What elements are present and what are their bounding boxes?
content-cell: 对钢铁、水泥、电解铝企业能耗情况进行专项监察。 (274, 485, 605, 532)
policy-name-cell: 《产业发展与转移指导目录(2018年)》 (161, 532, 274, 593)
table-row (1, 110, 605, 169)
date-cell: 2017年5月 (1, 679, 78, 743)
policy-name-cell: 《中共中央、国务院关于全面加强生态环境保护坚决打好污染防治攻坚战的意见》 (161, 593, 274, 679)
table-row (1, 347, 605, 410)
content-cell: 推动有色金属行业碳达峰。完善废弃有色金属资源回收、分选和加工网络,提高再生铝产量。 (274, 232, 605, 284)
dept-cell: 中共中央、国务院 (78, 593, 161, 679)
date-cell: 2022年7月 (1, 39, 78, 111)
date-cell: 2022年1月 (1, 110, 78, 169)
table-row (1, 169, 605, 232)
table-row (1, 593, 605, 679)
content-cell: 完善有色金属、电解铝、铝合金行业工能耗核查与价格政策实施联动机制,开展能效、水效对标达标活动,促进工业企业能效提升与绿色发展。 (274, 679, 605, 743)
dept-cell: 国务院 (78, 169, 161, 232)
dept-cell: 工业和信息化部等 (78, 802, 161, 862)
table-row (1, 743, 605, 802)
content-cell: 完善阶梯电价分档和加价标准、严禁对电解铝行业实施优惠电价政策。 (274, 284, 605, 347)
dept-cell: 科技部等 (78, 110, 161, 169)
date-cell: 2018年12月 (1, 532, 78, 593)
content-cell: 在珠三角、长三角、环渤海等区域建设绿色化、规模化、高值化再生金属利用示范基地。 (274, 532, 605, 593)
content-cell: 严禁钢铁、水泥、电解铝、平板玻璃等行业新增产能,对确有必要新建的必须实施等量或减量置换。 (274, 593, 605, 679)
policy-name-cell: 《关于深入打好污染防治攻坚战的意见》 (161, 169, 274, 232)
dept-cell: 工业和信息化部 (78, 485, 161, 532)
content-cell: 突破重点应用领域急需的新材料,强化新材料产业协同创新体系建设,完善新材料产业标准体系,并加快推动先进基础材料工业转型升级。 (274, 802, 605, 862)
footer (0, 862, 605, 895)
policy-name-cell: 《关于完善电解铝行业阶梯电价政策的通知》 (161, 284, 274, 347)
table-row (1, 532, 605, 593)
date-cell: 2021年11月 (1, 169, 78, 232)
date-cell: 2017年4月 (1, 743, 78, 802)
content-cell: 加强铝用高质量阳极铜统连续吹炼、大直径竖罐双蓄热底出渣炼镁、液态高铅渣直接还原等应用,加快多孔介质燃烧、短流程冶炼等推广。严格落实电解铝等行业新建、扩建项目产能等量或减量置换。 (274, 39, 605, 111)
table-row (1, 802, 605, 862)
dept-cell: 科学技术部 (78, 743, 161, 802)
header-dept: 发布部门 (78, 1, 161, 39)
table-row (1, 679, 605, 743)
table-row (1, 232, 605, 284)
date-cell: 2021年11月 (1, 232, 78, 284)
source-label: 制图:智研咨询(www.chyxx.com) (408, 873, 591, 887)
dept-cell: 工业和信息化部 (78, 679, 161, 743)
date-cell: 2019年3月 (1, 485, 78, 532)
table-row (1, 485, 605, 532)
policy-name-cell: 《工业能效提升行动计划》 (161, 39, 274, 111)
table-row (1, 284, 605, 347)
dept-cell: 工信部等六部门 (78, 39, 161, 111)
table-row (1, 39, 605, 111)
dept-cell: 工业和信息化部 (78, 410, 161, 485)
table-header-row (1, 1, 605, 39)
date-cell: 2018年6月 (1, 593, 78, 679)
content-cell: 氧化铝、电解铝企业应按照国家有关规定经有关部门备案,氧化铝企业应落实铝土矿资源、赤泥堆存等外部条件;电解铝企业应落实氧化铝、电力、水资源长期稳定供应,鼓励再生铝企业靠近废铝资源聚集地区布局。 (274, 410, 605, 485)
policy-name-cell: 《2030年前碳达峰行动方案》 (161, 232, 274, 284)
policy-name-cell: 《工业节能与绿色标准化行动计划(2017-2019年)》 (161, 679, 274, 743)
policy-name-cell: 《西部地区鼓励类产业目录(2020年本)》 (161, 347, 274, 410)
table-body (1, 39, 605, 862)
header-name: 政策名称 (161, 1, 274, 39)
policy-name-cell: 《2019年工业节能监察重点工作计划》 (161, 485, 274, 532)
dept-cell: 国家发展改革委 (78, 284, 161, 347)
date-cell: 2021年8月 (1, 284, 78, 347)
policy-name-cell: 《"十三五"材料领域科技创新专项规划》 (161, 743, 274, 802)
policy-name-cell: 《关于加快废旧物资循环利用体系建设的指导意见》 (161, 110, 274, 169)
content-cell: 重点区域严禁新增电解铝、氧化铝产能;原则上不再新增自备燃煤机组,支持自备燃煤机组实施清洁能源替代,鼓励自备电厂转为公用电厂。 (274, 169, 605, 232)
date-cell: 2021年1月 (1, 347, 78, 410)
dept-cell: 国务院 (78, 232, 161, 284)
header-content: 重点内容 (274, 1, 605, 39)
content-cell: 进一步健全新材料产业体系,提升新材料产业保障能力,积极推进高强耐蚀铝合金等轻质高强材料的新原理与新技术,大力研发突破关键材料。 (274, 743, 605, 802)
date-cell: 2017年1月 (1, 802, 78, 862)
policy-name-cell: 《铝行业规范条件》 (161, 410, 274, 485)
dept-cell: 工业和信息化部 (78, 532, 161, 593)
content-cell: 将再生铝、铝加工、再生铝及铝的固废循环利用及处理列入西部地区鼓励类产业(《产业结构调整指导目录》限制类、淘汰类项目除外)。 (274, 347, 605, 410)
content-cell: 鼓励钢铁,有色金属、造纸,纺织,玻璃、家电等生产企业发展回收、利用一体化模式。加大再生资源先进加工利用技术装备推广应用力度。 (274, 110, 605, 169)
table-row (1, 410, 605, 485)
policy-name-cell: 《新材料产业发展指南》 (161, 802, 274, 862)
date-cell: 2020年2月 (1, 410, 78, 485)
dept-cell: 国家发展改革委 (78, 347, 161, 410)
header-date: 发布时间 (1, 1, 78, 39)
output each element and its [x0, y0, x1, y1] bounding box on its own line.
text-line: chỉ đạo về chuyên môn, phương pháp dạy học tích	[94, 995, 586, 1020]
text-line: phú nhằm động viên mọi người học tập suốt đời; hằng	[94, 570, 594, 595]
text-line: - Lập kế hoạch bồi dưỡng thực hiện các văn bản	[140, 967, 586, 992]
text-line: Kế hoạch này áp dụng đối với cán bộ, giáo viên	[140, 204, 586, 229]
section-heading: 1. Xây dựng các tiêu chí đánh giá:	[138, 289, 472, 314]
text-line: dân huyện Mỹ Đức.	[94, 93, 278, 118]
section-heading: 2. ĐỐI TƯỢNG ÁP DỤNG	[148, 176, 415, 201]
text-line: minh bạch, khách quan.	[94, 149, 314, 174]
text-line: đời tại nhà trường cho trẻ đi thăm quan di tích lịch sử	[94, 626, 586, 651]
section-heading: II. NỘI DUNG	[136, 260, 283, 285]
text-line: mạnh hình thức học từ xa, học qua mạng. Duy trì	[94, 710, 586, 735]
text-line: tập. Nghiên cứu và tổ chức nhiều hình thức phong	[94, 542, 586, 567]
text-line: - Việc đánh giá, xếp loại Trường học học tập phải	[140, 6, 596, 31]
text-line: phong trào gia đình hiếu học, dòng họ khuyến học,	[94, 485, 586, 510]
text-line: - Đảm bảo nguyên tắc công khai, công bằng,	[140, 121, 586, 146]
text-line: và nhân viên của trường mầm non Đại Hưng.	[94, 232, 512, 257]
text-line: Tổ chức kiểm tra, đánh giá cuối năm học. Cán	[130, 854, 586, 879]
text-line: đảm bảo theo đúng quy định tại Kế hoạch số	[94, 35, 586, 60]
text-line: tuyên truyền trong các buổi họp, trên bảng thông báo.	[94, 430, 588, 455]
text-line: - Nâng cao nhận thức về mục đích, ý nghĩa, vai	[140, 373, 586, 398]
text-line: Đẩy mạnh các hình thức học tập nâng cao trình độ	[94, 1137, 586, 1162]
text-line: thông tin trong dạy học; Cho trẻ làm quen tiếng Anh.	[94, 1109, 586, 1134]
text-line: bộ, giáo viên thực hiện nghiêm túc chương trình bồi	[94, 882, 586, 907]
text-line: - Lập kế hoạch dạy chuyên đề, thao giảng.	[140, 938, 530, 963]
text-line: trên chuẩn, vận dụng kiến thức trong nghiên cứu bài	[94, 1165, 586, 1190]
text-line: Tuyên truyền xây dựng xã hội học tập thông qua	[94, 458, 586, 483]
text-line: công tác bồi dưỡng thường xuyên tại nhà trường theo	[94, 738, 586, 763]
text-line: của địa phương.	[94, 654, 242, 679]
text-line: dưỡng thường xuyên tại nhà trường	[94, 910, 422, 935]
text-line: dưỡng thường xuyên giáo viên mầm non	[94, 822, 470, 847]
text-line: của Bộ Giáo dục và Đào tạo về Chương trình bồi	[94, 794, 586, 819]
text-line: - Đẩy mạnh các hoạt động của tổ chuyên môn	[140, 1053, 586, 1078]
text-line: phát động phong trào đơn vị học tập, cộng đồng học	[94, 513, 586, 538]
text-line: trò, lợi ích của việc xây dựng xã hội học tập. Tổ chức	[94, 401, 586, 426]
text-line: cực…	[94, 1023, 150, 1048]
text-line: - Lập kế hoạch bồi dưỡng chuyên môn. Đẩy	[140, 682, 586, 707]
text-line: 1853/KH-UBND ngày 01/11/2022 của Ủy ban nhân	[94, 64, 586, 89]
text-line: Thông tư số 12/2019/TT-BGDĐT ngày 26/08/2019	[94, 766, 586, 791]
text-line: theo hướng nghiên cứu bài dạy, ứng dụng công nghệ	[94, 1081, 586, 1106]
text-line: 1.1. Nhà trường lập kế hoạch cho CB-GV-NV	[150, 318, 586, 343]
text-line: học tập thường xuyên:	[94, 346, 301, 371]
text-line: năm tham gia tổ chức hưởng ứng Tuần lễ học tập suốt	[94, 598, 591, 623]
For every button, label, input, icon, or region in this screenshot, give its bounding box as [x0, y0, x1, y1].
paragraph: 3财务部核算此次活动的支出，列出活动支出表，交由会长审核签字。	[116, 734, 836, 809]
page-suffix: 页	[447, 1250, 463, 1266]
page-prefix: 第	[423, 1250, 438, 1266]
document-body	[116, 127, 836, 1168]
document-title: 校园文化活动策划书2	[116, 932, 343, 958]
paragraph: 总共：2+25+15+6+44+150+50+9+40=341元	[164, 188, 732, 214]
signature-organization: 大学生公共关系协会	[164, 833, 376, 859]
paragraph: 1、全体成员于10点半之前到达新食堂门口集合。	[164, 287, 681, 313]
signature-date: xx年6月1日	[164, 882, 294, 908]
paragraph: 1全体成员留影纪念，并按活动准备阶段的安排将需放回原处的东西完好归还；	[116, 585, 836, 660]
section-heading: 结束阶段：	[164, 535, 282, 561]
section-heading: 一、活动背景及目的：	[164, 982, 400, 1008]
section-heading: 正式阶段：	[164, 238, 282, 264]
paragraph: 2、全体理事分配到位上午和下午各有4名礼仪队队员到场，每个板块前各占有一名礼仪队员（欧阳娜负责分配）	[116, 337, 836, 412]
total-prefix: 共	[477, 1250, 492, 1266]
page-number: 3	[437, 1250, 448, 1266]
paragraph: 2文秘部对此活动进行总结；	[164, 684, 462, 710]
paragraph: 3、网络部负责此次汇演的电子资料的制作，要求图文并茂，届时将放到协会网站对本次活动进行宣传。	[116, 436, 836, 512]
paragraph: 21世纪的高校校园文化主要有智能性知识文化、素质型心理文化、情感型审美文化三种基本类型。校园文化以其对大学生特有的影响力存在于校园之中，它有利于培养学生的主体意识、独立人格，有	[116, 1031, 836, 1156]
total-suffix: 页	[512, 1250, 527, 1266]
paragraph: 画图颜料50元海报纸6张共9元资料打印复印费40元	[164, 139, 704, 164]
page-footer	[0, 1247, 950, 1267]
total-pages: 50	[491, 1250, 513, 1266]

*-*-*

▶ [Exercise aim]: Can you repeat the lines from the first one through the one containing "dept-cell: 工业和信息化部等 (78, 802, 161, 862)", swapping "电解铝" for "原铝" and leaving everything else unchanged?

▶ [Written solution]:
What elements are present and what are their bounding boxes?
content-cell: 对钢铁、水泥、原铝企业能耗情况进行专项监察。 (274, 485, 605, 532)
policy-name-cell: 《产业发展与转移指导目录(2018年)》 (161, 532, 274, 593)
table-row (1, 110, 605, 169)
date-cell: 2017年5月 (1, 679, 78, 743)
policy-name-cell: 《中共中央、国务院关于全面加强生态环境保护坚决打好污染防治攻坚战的意见》 (161, 593, 274, 679)
table-row (1, 347, 605, 410)
content-cell: 推动有色金属行业碳达峰。完善废弃有色金属资源回收、分选和加工网络,提高再生铝产量。 (274, 232, 605, 284)
dept-cell: 中共中央、国务院 (78, 593, 161, 679)
date-cell: 2022年7月 (1, 39, 78, 111)
date-cell: 2022年1月 (1, 110, 78, 169)
table-row (1, 169, 605, 232)
table-row (1, 593, 605, 679)
content-cell: 完善有色金属、原铝、铝合金行业工能耗核查与价格政策实施联动机制,开展能效、水效对标达标活动,促进工业企业能效提升与绿色发展。 (274, 679, 605, 743)
dept-cell: 国务院 (78, 169, 161, 232)
dept-cell: 工业和信息化部等 (78, 802, 161, 862)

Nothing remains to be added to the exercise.